┌──

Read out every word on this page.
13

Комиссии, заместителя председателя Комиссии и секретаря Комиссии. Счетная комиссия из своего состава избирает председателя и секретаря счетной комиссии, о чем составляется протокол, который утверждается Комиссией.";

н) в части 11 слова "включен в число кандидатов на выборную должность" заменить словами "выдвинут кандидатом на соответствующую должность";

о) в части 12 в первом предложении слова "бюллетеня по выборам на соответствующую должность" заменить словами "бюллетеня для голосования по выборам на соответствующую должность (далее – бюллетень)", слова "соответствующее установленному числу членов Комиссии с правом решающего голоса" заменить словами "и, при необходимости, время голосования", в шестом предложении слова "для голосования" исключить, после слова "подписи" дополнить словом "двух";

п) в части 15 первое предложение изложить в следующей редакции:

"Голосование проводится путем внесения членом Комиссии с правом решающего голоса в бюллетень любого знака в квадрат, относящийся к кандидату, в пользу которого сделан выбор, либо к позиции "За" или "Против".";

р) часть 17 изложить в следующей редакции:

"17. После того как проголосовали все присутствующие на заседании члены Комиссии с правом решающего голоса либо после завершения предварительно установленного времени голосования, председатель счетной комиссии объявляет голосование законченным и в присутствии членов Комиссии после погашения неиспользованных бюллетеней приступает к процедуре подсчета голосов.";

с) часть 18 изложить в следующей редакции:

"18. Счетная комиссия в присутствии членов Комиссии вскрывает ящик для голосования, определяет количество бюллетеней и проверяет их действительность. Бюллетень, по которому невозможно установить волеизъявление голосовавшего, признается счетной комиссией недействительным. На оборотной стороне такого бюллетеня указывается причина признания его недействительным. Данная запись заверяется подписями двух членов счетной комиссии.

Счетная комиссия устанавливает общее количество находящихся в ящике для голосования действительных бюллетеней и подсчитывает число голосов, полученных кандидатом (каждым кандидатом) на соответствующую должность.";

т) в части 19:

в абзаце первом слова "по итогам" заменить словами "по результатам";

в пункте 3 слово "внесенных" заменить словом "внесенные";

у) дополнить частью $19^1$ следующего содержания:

└──

_REQUIRED TASK_
In the listing above, find each line with the word "изложить" and copy it.

_WRITTEN SOLUTION_
п) в части 15 первое предложение изложить в следующей редакции:
р) часть 17 изложить в следующей редакции:
с) часть 18 изложить в следующей редакции:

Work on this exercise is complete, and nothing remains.